*Exercise aim*.
Copy out every line that contains the word "credit".
═══ Raw records
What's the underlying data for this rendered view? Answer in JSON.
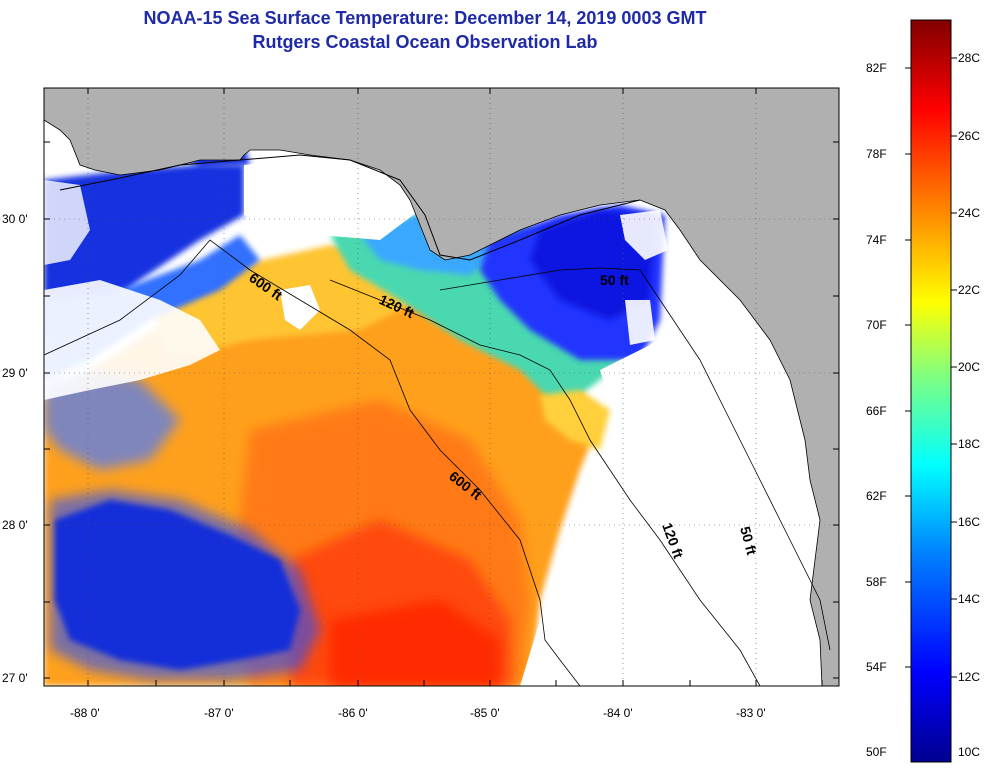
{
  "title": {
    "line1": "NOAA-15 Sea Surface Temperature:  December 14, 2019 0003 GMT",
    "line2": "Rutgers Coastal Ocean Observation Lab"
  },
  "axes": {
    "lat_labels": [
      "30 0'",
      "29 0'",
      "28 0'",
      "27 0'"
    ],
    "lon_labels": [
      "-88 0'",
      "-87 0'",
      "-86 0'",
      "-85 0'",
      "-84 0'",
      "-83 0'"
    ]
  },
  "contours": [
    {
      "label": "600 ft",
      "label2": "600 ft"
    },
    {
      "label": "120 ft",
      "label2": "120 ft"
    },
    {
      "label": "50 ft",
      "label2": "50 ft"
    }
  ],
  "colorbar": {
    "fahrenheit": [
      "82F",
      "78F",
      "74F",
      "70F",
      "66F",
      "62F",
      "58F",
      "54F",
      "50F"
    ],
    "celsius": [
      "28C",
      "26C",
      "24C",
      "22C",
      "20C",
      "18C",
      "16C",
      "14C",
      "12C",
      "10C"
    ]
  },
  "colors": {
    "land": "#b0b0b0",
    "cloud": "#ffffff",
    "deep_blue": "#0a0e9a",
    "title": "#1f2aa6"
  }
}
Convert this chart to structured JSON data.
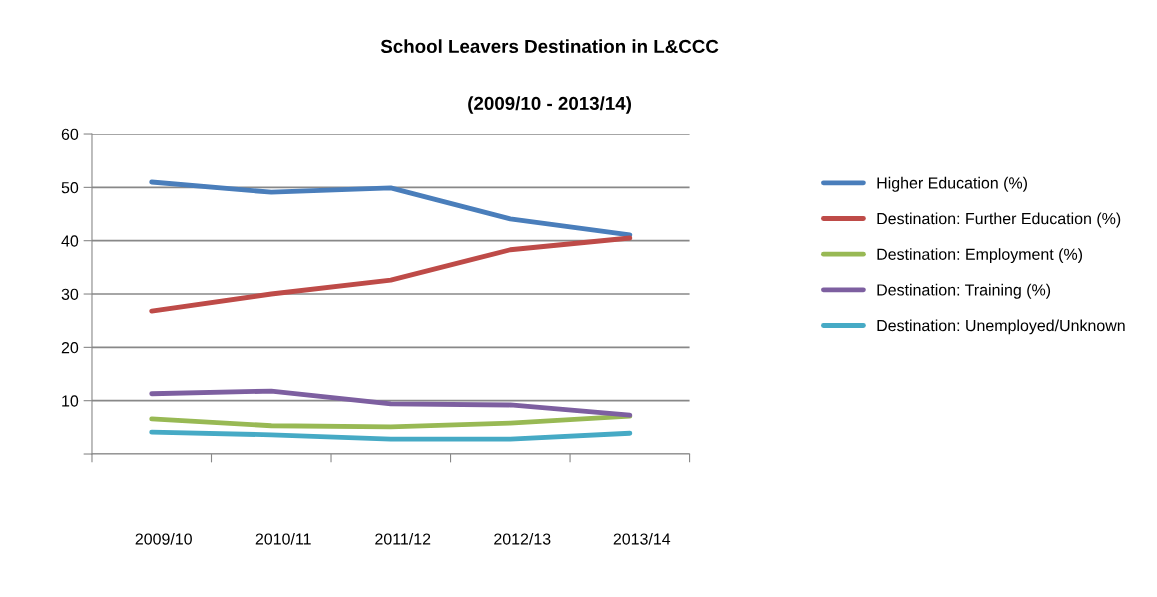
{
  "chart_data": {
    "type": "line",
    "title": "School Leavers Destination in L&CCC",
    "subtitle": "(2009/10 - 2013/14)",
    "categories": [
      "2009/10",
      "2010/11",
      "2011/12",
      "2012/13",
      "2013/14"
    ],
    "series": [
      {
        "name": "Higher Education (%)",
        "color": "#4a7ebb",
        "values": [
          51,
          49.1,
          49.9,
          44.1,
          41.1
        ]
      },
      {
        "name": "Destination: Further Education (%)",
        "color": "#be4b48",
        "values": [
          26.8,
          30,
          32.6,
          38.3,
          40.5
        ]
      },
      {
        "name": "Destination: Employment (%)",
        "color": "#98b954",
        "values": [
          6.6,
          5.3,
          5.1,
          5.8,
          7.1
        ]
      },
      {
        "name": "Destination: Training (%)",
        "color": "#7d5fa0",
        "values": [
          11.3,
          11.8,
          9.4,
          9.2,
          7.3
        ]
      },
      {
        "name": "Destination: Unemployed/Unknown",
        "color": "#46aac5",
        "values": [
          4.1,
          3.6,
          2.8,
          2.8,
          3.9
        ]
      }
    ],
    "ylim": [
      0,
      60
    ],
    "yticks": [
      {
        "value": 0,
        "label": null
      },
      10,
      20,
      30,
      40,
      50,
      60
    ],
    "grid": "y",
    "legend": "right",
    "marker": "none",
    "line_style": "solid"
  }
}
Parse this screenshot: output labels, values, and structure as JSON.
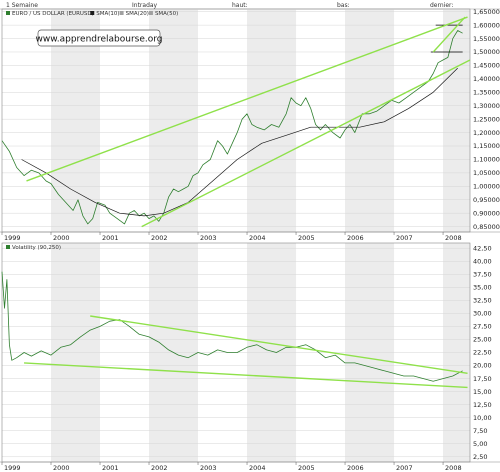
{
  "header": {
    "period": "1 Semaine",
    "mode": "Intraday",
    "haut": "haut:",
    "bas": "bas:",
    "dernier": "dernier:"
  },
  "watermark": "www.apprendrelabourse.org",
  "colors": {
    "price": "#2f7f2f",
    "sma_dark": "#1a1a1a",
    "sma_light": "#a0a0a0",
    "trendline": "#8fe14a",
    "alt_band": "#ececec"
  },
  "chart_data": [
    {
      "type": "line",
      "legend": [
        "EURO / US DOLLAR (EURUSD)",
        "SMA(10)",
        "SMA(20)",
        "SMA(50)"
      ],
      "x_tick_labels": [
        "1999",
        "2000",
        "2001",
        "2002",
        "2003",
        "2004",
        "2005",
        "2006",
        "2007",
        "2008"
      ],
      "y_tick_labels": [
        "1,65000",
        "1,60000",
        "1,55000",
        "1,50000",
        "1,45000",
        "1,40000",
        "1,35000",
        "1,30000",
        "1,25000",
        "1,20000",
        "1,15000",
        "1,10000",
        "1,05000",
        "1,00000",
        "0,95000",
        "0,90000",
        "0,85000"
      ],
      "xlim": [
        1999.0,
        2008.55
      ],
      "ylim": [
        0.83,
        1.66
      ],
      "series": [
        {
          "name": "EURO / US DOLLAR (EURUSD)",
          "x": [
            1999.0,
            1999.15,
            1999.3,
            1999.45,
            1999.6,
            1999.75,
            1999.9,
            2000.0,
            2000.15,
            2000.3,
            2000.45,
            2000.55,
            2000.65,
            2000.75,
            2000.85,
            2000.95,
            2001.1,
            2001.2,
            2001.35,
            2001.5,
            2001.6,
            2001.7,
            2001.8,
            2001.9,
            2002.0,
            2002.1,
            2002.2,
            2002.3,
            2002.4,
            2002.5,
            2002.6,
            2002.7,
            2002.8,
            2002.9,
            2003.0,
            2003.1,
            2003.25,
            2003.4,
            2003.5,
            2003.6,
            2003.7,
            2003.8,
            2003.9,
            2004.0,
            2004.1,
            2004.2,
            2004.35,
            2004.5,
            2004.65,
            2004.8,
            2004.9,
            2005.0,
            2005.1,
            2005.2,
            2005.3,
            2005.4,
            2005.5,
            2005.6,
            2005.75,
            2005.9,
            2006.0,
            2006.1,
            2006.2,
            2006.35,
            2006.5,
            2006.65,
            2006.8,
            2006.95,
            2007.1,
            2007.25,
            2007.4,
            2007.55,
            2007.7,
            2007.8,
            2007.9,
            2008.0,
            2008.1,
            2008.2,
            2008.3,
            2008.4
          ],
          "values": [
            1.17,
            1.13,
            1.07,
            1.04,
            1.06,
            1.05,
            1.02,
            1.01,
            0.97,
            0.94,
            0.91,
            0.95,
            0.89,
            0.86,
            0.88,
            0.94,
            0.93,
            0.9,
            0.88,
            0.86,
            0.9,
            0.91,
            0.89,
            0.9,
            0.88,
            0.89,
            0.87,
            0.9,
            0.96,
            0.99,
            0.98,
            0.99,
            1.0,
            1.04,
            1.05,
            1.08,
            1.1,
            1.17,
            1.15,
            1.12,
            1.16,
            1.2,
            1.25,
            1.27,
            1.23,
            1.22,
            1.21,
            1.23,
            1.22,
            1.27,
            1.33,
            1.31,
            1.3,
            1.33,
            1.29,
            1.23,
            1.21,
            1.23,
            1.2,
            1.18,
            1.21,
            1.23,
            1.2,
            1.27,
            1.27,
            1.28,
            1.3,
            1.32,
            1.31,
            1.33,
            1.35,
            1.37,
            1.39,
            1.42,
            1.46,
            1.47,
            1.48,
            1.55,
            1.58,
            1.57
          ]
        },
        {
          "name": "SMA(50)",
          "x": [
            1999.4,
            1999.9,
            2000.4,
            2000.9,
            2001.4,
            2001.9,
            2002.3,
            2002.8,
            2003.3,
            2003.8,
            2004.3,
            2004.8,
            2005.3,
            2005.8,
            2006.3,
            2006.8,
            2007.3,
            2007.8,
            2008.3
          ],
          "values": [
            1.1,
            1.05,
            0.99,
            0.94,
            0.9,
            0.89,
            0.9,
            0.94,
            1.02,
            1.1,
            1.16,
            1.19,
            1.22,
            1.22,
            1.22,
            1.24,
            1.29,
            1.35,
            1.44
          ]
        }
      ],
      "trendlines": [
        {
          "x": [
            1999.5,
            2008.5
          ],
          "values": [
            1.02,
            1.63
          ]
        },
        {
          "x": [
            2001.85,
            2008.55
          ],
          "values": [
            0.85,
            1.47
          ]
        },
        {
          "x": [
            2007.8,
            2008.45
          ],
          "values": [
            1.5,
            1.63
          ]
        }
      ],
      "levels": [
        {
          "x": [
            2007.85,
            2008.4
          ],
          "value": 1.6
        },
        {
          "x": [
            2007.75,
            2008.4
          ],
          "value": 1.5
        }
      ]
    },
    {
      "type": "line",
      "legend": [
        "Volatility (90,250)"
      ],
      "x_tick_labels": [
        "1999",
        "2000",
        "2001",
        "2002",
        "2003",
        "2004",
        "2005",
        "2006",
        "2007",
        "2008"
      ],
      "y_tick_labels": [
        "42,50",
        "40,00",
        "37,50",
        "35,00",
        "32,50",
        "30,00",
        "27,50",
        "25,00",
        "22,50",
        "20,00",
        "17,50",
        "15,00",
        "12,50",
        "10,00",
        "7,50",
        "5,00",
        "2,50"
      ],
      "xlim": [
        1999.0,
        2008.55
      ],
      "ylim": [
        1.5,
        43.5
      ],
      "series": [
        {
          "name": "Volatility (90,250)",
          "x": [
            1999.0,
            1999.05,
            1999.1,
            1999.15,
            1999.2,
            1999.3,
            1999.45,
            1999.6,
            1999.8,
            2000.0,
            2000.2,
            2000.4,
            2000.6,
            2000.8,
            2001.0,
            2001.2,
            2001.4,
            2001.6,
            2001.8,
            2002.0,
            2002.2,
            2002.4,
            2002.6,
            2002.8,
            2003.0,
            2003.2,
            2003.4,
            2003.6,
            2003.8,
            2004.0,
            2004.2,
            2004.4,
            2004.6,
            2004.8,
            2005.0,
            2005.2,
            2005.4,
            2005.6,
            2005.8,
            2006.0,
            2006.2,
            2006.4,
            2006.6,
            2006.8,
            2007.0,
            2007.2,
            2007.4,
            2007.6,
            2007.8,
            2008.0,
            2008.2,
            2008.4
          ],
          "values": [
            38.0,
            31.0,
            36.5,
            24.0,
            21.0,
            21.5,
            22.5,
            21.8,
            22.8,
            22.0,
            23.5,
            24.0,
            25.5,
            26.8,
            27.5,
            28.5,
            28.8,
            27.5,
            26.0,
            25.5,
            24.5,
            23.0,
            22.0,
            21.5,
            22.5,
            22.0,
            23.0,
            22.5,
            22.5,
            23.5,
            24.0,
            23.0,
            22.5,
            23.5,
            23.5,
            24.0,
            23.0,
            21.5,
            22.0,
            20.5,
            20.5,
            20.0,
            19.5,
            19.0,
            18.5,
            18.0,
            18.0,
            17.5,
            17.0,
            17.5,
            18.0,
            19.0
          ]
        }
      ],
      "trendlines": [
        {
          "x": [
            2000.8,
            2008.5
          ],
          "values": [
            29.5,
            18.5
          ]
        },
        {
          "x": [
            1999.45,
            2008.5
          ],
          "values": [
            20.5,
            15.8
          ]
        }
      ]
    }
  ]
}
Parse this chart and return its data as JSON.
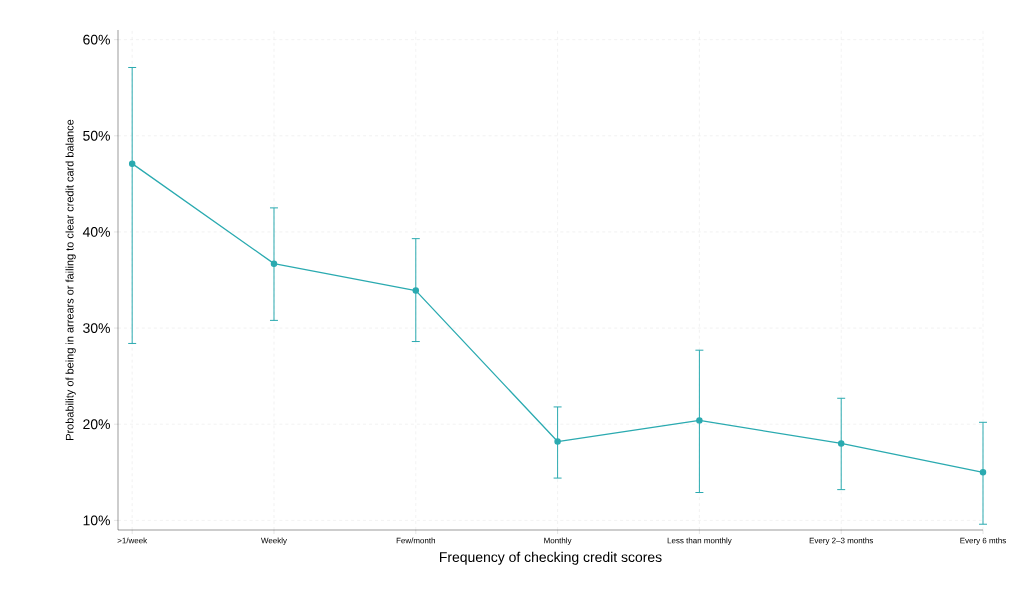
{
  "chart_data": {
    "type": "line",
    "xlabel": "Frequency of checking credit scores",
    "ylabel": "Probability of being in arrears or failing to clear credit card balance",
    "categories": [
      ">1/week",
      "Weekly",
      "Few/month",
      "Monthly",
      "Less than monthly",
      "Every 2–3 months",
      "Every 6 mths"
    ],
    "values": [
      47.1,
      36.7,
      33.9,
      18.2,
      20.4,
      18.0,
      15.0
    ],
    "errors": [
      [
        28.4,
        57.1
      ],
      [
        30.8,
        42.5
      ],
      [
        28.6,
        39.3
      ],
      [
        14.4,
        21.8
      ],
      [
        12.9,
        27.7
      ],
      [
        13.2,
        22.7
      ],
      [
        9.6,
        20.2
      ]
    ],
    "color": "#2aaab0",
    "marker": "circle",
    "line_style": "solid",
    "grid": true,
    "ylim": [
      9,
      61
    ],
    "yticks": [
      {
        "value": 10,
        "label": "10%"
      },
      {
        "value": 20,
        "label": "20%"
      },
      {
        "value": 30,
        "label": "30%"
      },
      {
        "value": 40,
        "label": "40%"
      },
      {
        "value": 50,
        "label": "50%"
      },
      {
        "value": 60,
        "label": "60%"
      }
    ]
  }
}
══════
*Solution to this task*.
    "xlabel": "Frequency of checking credit scores",
    "ylabel": "Probability of being in arrears or failing to clear credit card balance",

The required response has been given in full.